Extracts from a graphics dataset
::::::

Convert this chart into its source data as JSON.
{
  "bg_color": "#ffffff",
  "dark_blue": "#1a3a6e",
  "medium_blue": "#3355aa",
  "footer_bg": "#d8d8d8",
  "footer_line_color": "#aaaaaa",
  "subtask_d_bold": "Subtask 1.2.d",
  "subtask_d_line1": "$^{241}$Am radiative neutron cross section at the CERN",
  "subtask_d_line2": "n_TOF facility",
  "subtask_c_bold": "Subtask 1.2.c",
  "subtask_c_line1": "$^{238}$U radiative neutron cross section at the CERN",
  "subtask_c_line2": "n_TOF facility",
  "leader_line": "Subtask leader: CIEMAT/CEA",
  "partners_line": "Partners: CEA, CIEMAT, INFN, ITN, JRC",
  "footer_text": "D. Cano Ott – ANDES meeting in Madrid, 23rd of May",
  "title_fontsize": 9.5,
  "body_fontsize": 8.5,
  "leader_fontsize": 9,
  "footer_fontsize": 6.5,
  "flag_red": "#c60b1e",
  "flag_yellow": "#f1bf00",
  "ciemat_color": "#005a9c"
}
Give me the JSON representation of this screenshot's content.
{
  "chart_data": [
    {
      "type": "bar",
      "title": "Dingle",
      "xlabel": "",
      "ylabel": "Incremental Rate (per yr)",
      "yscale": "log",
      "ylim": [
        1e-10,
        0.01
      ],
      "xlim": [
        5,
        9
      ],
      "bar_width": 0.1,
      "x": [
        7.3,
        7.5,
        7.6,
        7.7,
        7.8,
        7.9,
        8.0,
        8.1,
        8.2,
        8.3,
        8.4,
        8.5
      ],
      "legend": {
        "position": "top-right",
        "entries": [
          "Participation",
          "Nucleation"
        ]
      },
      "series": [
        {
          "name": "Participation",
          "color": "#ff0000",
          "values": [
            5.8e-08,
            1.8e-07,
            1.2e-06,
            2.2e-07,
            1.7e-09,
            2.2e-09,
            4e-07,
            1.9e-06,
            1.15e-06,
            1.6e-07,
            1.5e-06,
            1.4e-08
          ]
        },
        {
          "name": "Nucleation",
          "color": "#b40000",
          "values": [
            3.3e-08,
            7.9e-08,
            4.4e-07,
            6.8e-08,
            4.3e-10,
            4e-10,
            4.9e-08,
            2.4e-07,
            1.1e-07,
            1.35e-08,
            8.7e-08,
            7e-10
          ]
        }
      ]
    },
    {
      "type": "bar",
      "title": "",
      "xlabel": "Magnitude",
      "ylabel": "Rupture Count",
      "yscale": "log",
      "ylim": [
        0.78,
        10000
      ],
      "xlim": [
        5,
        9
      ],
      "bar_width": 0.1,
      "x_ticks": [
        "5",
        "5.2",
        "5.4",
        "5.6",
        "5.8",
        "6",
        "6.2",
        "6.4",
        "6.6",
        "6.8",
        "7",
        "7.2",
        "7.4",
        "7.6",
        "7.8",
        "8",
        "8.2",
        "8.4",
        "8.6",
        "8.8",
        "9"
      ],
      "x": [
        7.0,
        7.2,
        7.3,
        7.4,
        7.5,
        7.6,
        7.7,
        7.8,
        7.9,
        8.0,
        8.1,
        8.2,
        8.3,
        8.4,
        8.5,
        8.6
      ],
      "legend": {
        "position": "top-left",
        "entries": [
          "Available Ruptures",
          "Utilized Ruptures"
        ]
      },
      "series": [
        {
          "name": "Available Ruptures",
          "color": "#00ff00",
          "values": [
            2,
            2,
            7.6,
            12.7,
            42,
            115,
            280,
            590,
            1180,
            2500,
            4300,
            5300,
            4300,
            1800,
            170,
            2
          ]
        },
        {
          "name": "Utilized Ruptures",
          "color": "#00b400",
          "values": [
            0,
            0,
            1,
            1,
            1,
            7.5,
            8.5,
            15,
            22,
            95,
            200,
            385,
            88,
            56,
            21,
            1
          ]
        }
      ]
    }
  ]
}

::::::

## DESCRIPTION OF THE TASK
Gather each line in the data that holds the string "Ruptures".

## EXERCISE RESULT
          "Available Ruptures",
          "Utilized Ruptures"
          "name": "Available Ruptures",
          "name": "Utilized Ruptures",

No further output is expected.